··· Extracted material

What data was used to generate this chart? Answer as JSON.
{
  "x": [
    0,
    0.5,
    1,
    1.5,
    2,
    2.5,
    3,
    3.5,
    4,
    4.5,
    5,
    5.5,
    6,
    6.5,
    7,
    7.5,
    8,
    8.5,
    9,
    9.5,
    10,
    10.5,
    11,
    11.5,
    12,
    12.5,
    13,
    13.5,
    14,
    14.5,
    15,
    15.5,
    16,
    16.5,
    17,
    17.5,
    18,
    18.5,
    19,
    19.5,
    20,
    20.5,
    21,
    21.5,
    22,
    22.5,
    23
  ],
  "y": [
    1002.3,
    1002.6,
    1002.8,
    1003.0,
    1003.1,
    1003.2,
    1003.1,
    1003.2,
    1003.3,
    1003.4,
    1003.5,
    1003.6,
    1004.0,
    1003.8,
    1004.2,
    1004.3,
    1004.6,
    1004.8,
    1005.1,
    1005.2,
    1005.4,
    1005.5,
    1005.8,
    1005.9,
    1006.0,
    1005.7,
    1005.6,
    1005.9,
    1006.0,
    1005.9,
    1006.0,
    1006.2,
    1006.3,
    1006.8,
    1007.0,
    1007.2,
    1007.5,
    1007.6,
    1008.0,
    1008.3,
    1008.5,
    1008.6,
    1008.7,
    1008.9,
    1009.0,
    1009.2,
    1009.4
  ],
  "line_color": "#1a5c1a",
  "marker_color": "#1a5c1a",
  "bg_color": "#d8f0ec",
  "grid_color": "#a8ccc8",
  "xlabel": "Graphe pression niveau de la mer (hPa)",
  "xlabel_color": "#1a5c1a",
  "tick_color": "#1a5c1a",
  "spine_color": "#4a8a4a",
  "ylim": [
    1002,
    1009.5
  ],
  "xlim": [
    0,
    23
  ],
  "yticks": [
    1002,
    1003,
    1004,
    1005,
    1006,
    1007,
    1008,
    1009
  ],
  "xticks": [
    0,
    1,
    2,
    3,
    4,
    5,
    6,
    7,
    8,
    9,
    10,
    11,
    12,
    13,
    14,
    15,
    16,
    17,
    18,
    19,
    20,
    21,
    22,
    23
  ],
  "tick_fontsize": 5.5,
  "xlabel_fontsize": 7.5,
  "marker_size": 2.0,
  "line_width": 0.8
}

······

Direction: Reproduce all of the data exactly as given.

Finished task:
What data was used to generate this chart? Answer as JSON.
{
  "x": [
    0,
    0.5,
    1,
    1.5,
    2,
    2.5,
    3,
    3.5,
    4,
    4.5,
    5,
    5.5,
    6,
    6.5,
    7,
    7.5,
    8,
    8.5,
    9,
    9.5,
    10,
    10.5,
    11,
    11.5,
    12,
    12.5,
    13,
    13.5,
    14,
    14.5,
    15,
    15.5,
    16,
    16.5,
    17,
    17.5,
    18,
    18.5,
    19,
    19.5,
    20,
    20.5,
    21,
    21.5,
    22,
    22.5,
    23
  ],
  "y": [
    1002.3,
    1002.6,
    1002.8,
    1003.0,
    1003.1,
    1003.2,
    1003.1,
    1003.2,
    1003.3,
    1003.4,
    1003.5,
    1003.6,
    1004.0,
    1003.8,
    1004.2,
    1004.3,
    1004.6,
    1004.8,
    1005.1,
    1005.2,
    1005.4,
    1005.5,
    1005.8,
    1005.9,
    1006.0,
    1005.7,
    1005.6,
    1005.9,
    1006.0,
    1005.9,
    1006.0,
    1006.2,
    1006.3,
    1006.8,
    1007.0,
    1007.2,
    1007.5,
    1007.6,
    1008.0,
    1008.3,
    1008.5,
    1008.6,
    1008.7,
    1008.9,
    1009.0,
    1009.2,
    1009.4
  ],
  "line_color": "#1a5c1a",
  "marker_color": "#1a5c1a",
  "bg_color": "#d8f0ec",
  "grid_color": "#a8ccc8",
  "xlabel": "Graphe pression niveau de la mer (hPa)",
  "xlabel_color": "#1a5c1a",
  "tick_color": "#1a5c1a",
  "spine_color": "#4a8a4a",
  "ylim": [
    1002,
    1009.5
  ],
  "xlim": [
    0,
    23
  ],
  "yticks": [
    1002,
    1003,
    1004,
    1005,
    1006,
    1007,
    1008,
    1009
  ],
  "xticks": [
    0,
    1,
    2,
    3,
    4,
    5,
    6,
    7,
    8,
    9,
    10,
    11,
    12,
    13,
    14,
    15,
    16,
    17,
    18,
    19,
    20,
    21,
    22,
    23
  ],
  "tick_fontsize": 5.5,
  "xlabel_fontsize": 7.5,
  "marker_size": 2.0,
  "line_width": 0.8
}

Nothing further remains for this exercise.